STORED RECORDS start

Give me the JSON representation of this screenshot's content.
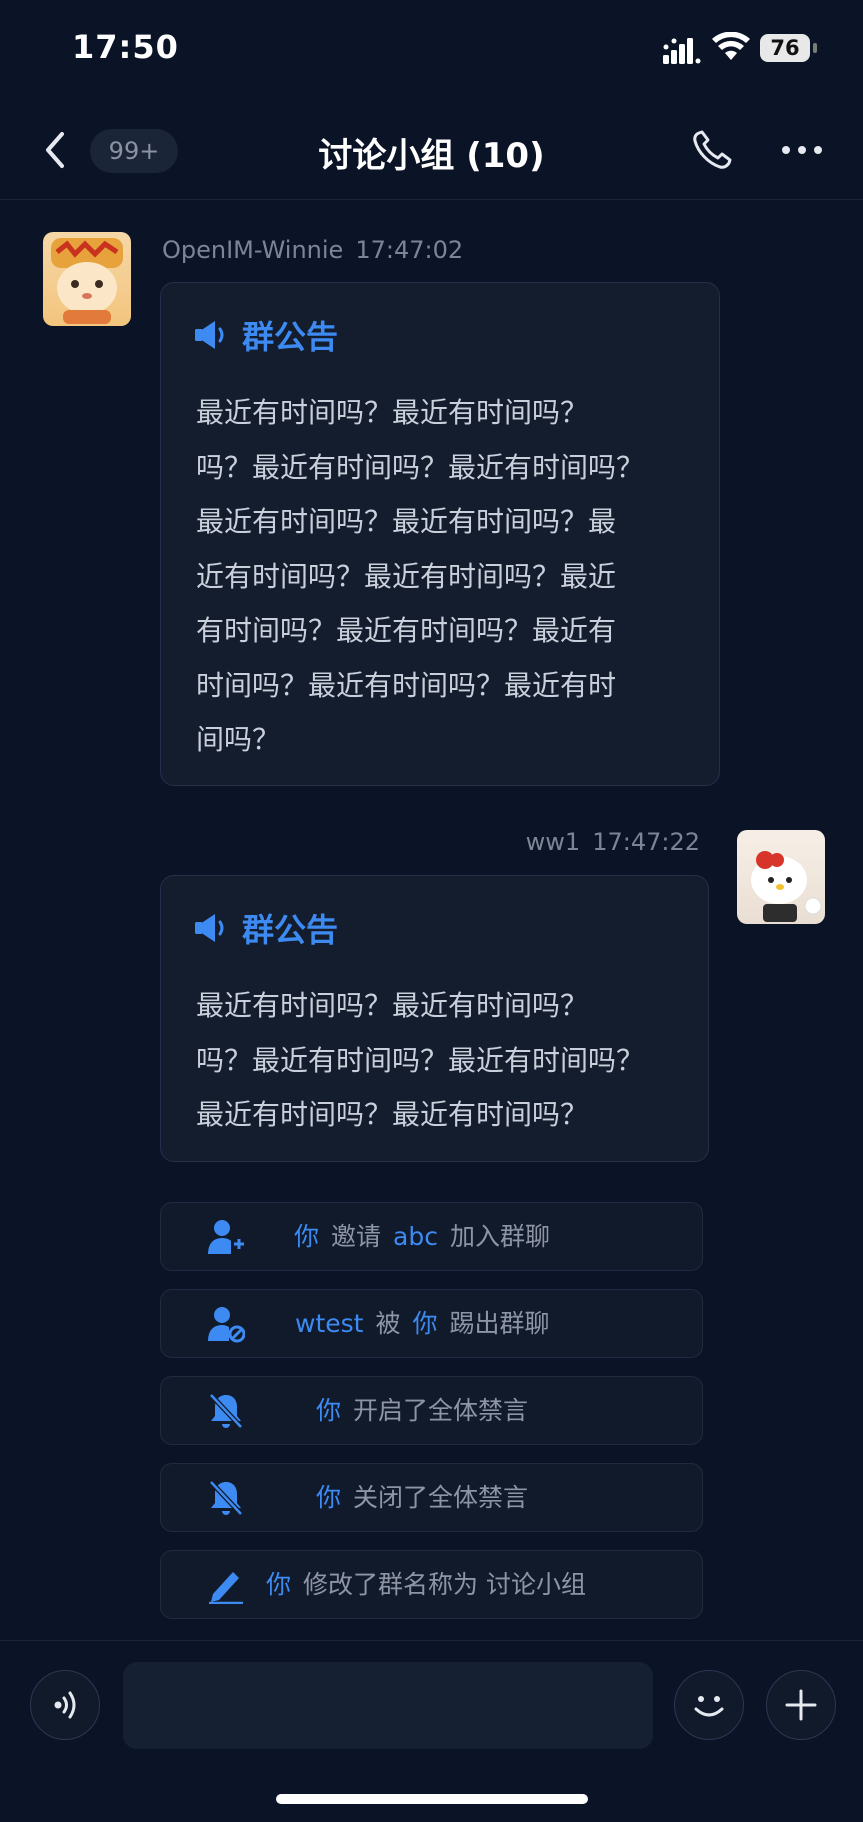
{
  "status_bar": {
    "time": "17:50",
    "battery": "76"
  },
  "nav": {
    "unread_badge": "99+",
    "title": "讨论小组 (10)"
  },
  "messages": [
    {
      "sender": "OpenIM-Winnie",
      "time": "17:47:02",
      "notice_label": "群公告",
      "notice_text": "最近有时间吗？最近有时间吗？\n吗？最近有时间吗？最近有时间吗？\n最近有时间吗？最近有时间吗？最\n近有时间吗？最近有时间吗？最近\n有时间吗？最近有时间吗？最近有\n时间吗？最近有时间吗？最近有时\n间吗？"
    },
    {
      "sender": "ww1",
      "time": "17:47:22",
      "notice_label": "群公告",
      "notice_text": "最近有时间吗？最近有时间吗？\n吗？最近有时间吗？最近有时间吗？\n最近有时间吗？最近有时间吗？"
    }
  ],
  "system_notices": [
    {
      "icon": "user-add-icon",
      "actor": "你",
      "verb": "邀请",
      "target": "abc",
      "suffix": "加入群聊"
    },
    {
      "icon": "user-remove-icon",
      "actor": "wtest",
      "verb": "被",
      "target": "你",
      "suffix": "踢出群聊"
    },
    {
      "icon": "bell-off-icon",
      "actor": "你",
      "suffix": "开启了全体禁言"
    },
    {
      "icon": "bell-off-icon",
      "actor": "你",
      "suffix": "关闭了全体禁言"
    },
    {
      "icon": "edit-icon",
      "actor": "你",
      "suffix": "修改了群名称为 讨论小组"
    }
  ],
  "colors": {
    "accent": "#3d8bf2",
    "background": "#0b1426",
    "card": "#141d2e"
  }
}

STORED RECORDS end

→ **AIM OF THE TASK**: Restate the records above in full, word for word. Keep pictures out.

→ **ANSWER TO THE PROBLEM**:
Give me the JSON representation of this screenshot's content.
{
  "status_bar": {
    "time": "17:50",
    "battery": "76"
  },
  "nav": {
    "unread_badge": "99+",
    "title": "讨论小组 (10)"
  },
  "messages": [
    {
      "sender": "OpenIM-Winnie",
      "time": "17:47:02",
      "notice_label": "群公告",
      "notice_text": "最近有时间吗？最近有时间吗？\n吗？最近有时间吗？最近有时间吗？\n最近有时间吗？最近有时间吗？最\n近有时间吗？最近有时间吗？最近\n有时间吗？最近有时间吗？最近有\n时间吗？最近有时间吗？最近有时\n间吗？"
    },
    {
      "sender": "ww1",
      "time": "17:47:22",
      "notice_label": "群公告",
      "notice_text": "最近有时间吗？最近有时间吗？\n吗？最近有时间吗？最近有时间吗？\n最近有时间吗？最近有时间吗？"
    }
  ],
  "system_notices": [
    {
      "icon": "user-add-icon",
      "actor": "你",
      "verb": "邀请",
      "target": "abc",
      "suffix": "加入群聊"
    },
    {
      "icon": "user-remove-icon",
      "actor": "wtest",
      "verb": "被",
      "target": "你",
      "suffix": "踢出群聊"
    },
    {
      "icon": "bell-off-icon",
      "actor": "你",
      "suffix": "开启了全体禁言"
    },
    {
      "icon": "bell-off-icon",
      "actor": "你",
      "suffix": "关闭了全体禁言"
    },
    {
      "icon": "edit-icon",
      "actor": "你",
      "suffix": "修改了群名称为 讨论小组"
    }
  ],
  "colors": {
    "accent": "#3d8bf2",
    "background": "#0b1426",
    "card": "#141d2e"
  }
}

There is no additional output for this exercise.